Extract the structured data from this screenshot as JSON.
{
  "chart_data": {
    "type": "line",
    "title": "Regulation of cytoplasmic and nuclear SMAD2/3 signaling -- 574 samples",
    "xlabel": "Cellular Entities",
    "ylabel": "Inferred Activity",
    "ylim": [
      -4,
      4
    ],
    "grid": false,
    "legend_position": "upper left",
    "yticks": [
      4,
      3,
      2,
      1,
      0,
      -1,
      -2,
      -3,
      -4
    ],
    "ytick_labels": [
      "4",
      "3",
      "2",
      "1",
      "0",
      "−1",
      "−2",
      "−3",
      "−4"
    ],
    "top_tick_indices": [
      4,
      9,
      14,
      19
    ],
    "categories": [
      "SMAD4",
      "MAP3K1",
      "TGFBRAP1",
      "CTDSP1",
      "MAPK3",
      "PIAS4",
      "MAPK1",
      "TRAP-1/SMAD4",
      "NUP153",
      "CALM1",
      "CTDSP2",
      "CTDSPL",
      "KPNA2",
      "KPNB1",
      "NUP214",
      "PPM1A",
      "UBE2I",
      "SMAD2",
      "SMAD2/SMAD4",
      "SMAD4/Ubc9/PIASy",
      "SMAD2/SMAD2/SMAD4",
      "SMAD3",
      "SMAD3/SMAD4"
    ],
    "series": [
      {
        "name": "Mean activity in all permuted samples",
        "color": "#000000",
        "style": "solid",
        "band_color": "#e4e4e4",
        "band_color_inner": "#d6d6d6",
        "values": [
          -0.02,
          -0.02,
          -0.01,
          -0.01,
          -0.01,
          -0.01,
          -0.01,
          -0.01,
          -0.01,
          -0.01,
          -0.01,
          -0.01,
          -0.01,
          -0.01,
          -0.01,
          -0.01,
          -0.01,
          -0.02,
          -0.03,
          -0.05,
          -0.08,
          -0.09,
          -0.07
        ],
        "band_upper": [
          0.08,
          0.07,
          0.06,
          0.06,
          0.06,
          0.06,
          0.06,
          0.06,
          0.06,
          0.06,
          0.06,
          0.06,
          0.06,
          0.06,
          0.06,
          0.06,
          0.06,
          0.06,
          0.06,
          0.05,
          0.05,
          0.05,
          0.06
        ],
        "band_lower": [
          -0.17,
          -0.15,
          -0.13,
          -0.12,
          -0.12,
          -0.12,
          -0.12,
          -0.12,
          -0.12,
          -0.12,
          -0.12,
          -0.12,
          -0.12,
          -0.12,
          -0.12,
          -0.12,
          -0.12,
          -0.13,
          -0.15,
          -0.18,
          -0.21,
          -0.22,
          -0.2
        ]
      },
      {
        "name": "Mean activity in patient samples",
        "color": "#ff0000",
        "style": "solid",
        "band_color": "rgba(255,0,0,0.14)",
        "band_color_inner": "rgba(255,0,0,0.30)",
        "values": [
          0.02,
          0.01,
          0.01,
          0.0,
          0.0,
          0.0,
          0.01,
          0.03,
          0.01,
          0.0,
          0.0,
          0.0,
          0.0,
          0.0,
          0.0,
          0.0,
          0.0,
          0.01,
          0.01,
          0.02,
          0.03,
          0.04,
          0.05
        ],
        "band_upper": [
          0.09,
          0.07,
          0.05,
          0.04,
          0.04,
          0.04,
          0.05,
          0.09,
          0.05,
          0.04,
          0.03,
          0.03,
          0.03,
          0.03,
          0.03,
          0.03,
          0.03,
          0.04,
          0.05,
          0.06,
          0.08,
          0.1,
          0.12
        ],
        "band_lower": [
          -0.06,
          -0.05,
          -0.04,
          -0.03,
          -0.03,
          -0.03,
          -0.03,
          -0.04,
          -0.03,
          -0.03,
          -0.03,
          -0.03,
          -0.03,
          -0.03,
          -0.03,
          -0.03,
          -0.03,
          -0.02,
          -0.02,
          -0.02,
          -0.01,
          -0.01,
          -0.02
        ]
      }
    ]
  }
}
========================
§ **EXERCISE GOAL**
Collect every line with the string "samples" from the records, and copy each.

§ **EXERCISE ANSWER**
    "title": "Regulation of cytoplasmic and nuclear SMAD2/3 signaling -- 574 samples",
        "name": "Mean activity in all permuted samples",
        "name": "Mean activity in patient samples",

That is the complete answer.